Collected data
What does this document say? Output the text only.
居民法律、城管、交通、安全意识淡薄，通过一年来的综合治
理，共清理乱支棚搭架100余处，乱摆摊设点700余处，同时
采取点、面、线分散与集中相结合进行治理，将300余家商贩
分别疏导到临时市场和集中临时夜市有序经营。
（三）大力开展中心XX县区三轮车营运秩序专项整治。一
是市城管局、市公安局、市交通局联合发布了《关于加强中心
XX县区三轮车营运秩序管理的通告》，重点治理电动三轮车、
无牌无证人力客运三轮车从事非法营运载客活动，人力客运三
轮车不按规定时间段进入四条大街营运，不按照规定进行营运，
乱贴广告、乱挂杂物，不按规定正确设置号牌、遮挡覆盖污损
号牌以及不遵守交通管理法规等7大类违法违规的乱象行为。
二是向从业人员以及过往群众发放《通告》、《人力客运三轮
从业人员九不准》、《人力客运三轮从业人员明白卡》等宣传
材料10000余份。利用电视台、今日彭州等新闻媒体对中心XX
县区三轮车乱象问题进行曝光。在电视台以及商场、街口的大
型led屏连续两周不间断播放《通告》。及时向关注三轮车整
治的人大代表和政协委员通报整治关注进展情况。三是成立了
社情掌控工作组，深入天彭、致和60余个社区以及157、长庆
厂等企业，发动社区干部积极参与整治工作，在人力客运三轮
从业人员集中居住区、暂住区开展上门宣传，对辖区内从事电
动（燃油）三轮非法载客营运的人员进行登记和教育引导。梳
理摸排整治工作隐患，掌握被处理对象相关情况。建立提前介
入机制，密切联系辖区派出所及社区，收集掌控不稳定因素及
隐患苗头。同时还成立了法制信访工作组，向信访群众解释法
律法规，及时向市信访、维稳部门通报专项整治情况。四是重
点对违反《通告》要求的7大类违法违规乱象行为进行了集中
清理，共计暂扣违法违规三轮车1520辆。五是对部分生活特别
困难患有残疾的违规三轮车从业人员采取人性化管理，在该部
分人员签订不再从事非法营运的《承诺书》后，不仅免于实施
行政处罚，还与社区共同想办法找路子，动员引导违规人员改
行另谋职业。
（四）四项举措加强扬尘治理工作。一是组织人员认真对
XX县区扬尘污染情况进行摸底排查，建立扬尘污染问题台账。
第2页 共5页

## What needs to be done
Reproduce the entries above in full by retyping them exactly.

## Solution to this task
What does this document say? Output the text only.
居民法律、城管、交通、安全意识淡薄，通过一年来的综合治
理，共清理乱支棚搭架100余处，乱摆摊设点700余处，同时
采取点、面、线分散与集中相结合进行治理，将300余家商贩
分别疏导到临时市场和集中临时夜市有序经营。
（三）大力开展中心XX县区三轮车营运秩序专项整治。一
是市城管局、市公安局、市交通局联合发布了《关于加强中心
XX县区三轮车营运秩序管理的通告》，重点治理电动三轮车、
无牌无证人力客运三轮车从事非法营运载客活动，人力客运三
轮车不按规定时间段进入四条大街营运，不按照规定进行营运，
乱贴广告、乱挂杂物，不按规定正确设置号牌、遮挡覆盖污损
号牌以及不遵守交通管理法规等7大类违法违规的乱象行为。
二是向从业人员以及过往群众发放《通告》、《人力客运三轮
从业人员九不准》、《人力客运三轮从业人员明白卡》等宣传
材料10000余份。利用电视台、今日彭州等新闻媒体对中心XX
县区三轮车乱象问题进行曝光。在电视台以及商场、街口的大
型led屏连续两周不间断播放《通告》。及时向关注三轮车整
治的人大代表和政协委员通报整治关注进展情况。三是成立了
社情掌控工作组，深入天彭、致和60余个社区以及157、长庆
厂等企业，发动社区干部积极参与整治工作，在人力客运三轮
从业人员集中居住区、暂住区开展上门宣传，对辖区内从事电
动（燃油）三轮非法载客营运的人员进行登记和教育引导。梳
理摸排整治工作隐患，掌握被处理对象相关情况。建立提前介
入机制，密切联系辖区派出所及社区，收集掌控不稳定因素及
隐患苗头。同时还成立了法制信访工作组，向信访群众解释法
律法规，及时向市信访、维稳部门通报专项整治情况。四是重
点对违反《通告》要求的7大类违法违规乱象行为进行了集中
清理，共计暂扣违法违规三轮车1520辆。五是对部分生活特别
困难患有残疾的违规三轮车从业人员采取人性化管理，在该部
分人员签订不再从事非法营运的《承诺书》后，不仅免于实施
行政处罚，还与社区共同想办法找路子，动员引导违规人员改
行另谋职业。
（四）四项举措加强扬尘治理工作。一是组织人员认真对
XX县区扬尘污染情况进行摸底排查，建立扬尘污染问题台账。
第2页 共5页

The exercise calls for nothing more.